GOAL: Copy every one of the following rows word for word, leaving nothing out and changing nothing.

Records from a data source
■ ■ ■ ■ ■ ■ ■

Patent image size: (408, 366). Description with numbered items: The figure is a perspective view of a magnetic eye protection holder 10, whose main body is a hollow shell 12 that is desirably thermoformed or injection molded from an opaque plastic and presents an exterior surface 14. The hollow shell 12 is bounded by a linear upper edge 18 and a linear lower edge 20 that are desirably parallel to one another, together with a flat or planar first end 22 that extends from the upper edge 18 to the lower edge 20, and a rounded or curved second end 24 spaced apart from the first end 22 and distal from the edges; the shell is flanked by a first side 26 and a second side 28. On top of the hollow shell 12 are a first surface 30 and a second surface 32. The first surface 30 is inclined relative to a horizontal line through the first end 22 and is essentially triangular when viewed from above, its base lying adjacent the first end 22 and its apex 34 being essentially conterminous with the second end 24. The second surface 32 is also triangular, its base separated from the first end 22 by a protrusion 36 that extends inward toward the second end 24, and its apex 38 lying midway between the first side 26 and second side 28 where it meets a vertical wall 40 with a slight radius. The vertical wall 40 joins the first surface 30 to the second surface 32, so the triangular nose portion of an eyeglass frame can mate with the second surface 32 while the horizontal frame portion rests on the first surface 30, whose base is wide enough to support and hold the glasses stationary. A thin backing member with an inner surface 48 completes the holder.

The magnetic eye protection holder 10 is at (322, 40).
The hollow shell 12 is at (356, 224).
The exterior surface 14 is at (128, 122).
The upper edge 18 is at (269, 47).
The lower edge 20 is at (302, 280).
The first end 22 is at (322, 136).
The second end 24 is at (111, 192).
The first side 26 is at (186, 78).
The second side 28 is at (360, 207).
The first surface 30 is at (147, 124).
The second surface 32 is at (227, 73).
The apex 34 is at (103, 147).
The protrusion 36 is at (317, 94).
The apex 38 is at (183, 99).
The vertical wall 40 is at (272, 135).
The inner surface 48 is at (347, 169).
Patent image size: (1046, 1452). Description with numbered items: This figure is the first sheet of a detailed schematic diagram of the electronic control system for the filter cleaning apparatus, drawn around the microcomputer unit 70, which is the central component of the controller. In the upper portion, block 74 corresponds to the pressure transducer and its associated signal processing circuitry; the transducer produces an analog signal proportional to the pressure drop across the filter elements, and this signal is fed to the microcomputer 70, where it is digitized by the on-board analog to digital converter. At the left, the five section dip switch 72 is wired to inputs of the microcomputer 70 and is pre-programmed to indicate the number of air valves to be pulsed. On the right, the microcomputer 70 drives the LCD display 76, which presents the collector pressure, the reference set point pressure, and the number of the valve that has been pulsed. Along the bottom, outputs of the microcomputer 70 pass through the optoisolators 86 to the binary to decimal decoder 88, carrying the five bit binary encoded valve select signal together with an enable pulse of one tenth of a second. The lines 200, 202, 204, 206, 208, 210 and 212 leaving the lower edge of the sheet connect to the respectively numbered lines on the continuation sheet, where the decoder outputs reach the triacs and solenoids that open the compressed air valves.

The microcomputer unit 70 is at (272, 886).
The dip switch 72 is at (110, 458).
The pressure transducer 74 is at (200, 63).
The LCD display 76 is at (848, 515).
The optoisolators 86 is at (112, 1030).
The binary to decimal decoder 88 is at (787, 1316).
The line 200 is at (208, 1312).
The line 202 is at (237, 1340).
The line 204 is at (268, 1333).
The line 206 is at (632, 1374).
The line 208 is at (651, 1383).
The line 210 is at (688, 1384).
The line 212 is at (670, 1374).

■ ■ ■ ■ ■ ■ ■

RESULT OF THE EXERCISE:
Patent image size: (408, 366). Description with numbered items: The figure is a perspective view of a magnetic eye protection holder 10, whose main body is a hollow shell 12 that is desirably thermoformed or injection molded from an opaque plastic and presents an exterior surface 14. The hollow shell 12 is bounded by a linear upper edge 18 and a linear lower edge 20 that are desirably parallel to one another, together with a flat or planar first end 22 that extends from the upper edge 18 to the lower edge 20, and a rounded or curved second end 24 spaced apart from the first end 22 and distal from the edges; the shell is flanked by a first side 26 and a second side 28. On top of the hollow shell 12 are a first surface 30 and a second surface 32. The first surface 30 is inclined relative to a horizontal line through the first end 22 and is essentially triangular when viewed from above, its base lying adjacent the first end 22 and its apex 34 being essentially conterminous with the second end 24. The second surface 32 is also triangular, its base separated from the first end 22 by a protrusion 36 that extends inward toward the second end 24, and its apex 38 lying midway between the first side 26 and second side 28 where it meets a vertical wall 40 with a slight radius. The vertical wall 40 joins the first surface 30 to the second surface 32, so the triangular nose portion of an eyeglass frame can mate with the second surface 32 while the horizontal frame portion rests on the first surface 30, whose base is wide enough to support and hold the glasses stationary. A thin backing member with an inner surface 48 completes the holder.

The magnetic eye protection holder 10 is at (322, 40).
The hollow shell 12 is at (356, 224).
The exterior surface 14 is at (128, 122).
The upper edge 18 is at (269, 47).
The lower edge 20 is at (302, 280).
The first end 22 is at (322, 136).
The second end 24 is at (111, 192).
The first side 26 is at (186, 78).
The second side 28 is at (360, 207).
The first surface 30 is at (147, 124).
The second surface 32 is at (227, 73).
The apex 34 is at (103, 147).
The protrusion 36 is at (317, 94).
The apex 38 is at (183, 99).
The vertical wall 40 is at (272, 135).
The inner surface 48 is at (347, 169).
Patent image size: (1046, 1452). Description with numbered items: This figure is the first sheet of a detailed schematic diagram of the electronic control system for the filter cleaning apparatus, drawn around the microcomputer unit 70, which is the central component of the controller. In the upper portion, block 74 corresponds to the pressure transducer and its associated signal processing circuitry; the transducer produces an analog signal proportional to the pressure drop across the filter elements, and this signal is fed to the microcomputer 70, where it is digitized by the on-board analog to digital converter. At the left, the five section dip switch 72 is wired to inputs of the microcomputer 70 and is pre-programmed to indicate the number of air valves to be pulsed. On the right, the microcomputer 70 drives the LCD display 76, which presents the collector pressure, the reference set point pressure, and the number of the valve that has been pulsed. Along the bottom, outputs of the microcomputer 70 pass through the optoisolators 86 to the binary to decimal decoder 88, carrying the five bit binary encoded valve select signal together with an enable pulse of one tenth of a second. The lines 200, 202, 204, 206, 208, 210 and 212 leaving the lower edge of the sheet connect to the respectively numbered lines on the continuation sheet, where the decoder outputs reach the triacs and solenoids that open the compressed air valves.

The microcomputer unit 70 is at (272, 886).
The dip switch 72 is at (110, 458).
The pressure transducer 74 is at (200, 63).
The LCD display 76 is at (848, 515).
The optoisolators 86 is at (112, 1030).
The binary to decimal decoder 88 is at (787, 1316).
The line 200 is at (208, 1312).
The line 202 is at (237, 1340).
The line 204 is at (268, 1333).
The line 206 is at (632, 1374).
The line 208 is at (651, 1383).
The line 210 is at (688, 1384).
The line 212 is at (670, 1374).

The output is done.